[Start of Input records]
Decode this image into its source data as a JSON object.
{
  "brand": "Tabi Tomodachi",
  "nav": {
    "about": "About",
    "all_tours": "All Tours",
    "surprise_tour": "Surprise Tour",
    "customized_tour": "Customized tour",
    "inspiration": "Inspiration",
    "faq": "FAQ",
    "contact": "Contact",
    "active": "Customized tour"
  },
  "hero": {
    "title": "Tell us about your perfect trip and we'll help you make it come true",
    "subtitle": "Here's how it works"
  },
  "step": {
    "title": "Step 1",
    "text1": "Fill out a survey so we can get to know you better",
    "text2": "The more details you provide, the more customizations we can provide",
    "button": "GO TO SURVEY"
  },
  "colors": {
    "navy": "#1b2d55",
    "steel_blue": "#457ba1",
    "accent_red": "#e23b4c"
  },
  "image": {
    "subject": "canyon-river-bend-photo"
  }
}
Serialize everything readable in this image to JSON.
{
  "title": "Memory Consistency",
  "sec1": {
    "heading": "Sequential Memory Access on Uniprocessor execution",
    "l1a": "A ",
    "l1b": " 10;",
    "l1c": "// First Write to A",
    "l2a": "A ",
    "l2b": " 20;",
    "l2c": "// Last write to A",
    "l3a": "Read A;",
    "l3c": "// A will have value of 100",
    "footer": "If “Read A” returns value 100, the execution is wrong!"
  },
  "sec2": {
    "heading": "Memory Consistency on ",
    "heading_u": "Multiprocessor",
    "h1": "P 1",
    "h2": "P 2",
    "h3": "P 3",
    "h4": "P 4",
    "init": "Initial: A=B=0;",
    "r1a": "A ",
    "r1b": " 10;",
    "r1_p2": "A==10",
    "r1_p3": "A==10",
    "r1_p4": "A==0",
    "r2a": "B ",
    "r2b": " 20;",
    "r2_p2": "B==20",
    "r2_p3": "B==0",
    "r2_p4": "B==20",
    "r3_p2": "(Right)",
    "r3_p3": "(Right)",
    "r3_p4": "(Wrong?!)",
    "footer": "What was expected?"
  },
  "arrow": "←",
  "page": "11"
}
[End of Input records]
- **Stated exercise**
Identify the lines of the data that contain the word "Consistency". Copy each of them.

- **Reply to the task**
  "title": "Memory Consistency",
    "heading": "Memory Consistency on ",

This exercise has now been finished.